* [Stored data entries]:
::::

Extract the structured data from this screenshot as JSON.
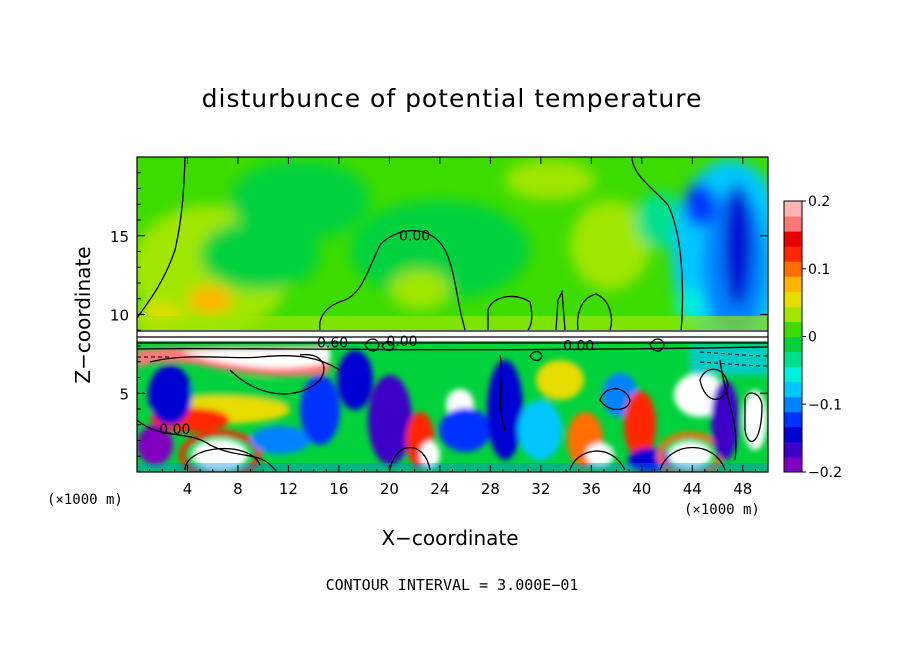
{
  "chart_data": {
    "type": "heatmap",
    "title": "disturbunce of potential temperature",
    "xlabel": "X−coordinate",
    "ylabel": "Z−coordinate",
    "x_unit": "(×1000 m)",
    "y_unit": "(×1000 m)",
    "footnote": "CONTOUR INTERVAL = 3.000E−01",
    "xlim": [
      0,
      50
    ],
    "ylim": [
      0,
      20
    ],
    "x_ticks": [
      4,
      8,
      12,
      16,
      20,
      24,
      28,
      32,
      36,
      40,
      44,
      48
    ],
    "y_ticks": [
      5,
      10,
      15
    ],
    "colorbar": {
      "min": -0.2,
      "max": 0.2,
      "ticks": [
        0.2,
        0.1,
        0,
        -0.1,
        -0.2
      ],
      "tick_labels": [
        "0.2",
        "0.1",
        "0",
        "−0.1",
        "−0.2"
      ],
      "colors": [
        "#7f00bf",
        "#3c00c8",
        "#0000d2",
        "#0032ff",
        "#0082ff",
        "#00c8ff",
        "#00f0e0",
        "#00e08c",
        "#00d23c",
        "#3cdc00",
        "#a0e600",
        "#e6dc00",
        "#ffb400",
        "#ff6e00",
        "#ff2800",
        "#e60000",
        "#ff7878",
        "#ffb4b4"
      ]
    },
    "contour_labels": [
      {
        "text": "0.00",
        "x": 22,
        "z": 14.7
      },
      {
        "text": "0.60",
        "x": 15.5,
        "z": 7.9
      },
      {
        "text": "0.00",
        "x": 21,
        "z": 8.0
      },
      {
        "text": "0.00",
        "x": 35,
        "z": 7.7
      },
      {
        "text": "0.00",
        "x": 3,
        "z": 2.4
      }
    ],
    "field_summary": {
      "upper_layer_z_above_9": "near zero (greens, about 0 to +0.1); warm patch near x=6, z=10; strong negative anomaly (down to about −0.2) near x=44–50, z=10–18",
      "inversion_layer_z_about_8_9": "tightly packed contour lines",
      "lower_layer_z_below_8": "turbulent mixture of strong positive (>0.2) and negative (<−0.2) eddies"
    }
  }
}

::::

* [Short problem]: Except for the pictures, print the data above exactly.

* [Problem solution]:
Extract the structured data from this screenshot as JSON.
{
  "chart_data": {
    "type": "heatmap",
    "title": "disturbunce of potential temperature",
    "xlabel": "X−coordinate",
    "ylabel": "Z−coordinate",
    "x_unit": "(×1000 m)",
    "y_unit": "(×1000 m)",
    "footnote": "CONTOUR INTERVAL = 3.000E−01",
    "xlim": [
      0,
      50
    ],
    "ylim": [
      0,
      20
    ],
    "x_ticks": [
      4,
      8,
      12,
      16,
      20,
      24,
      28,
      32,
      36,
      40,
      44,
      48
    ],
    "y_ticks": [
      5,
      10,
      15
    ],
    "colorbar": {
      "min": -0.2,
      "max": 0.2,
      "ticks": [
        0.2,
        0.1,
        0,
        -0.1,
        -0.2
      ],
      "tick_labels": [
        "0.2",
        "0.1",
        "0",
        "−0.1",
        "−0.2"
      ],
      "colors": [
        "#7f00bf",
        "#3c00c8",
        "#0000d2",
        "#0032ff",
        "#0082ff",
        "#00c8ff",
        "#00f0e0",
        "#00e08c",
        "#00d23c",
        "#3cdc00",
        "#a0e600",
        "#e6dc00",
        "#ffb400",
        "#ff6e00",
        "#ff2800",
        "#e60000",
        "#ff7878",
        "#ffb4b4"
      ]
    },
    "contour_labels": [
      {
        "text": "0.00",
        "x": 22,
        "z": 14.7
      },
      {
        "text": "0.60",
        "x": 15.5,
        "z": 7.9
      },
      {
        "text": "0.00",
        "x": 21,
        "z": 8.0
      },
      {
        "text": "0.00",
        "x": 35,
        "z": 7.7
      },
      {
        "text": "0.00",
        "x": 3,
        "z": 2.4
      }
    ],
    "field_summary": {
      "upper_layer_z_above_9": "near zero (greens, about 0 to +0.1); warm patch near x=6, z=10; strong negative anomaly (down to about −0.2) near x=44–50, z=10–18",
      "inversion_layer_z_about_8_9": "tightly packed contour lines",
      "lower_layer_z_below_8": "turbulent mixture of strong positive (>0.2) and negative (<−0.2) eddies"
    }
  }
}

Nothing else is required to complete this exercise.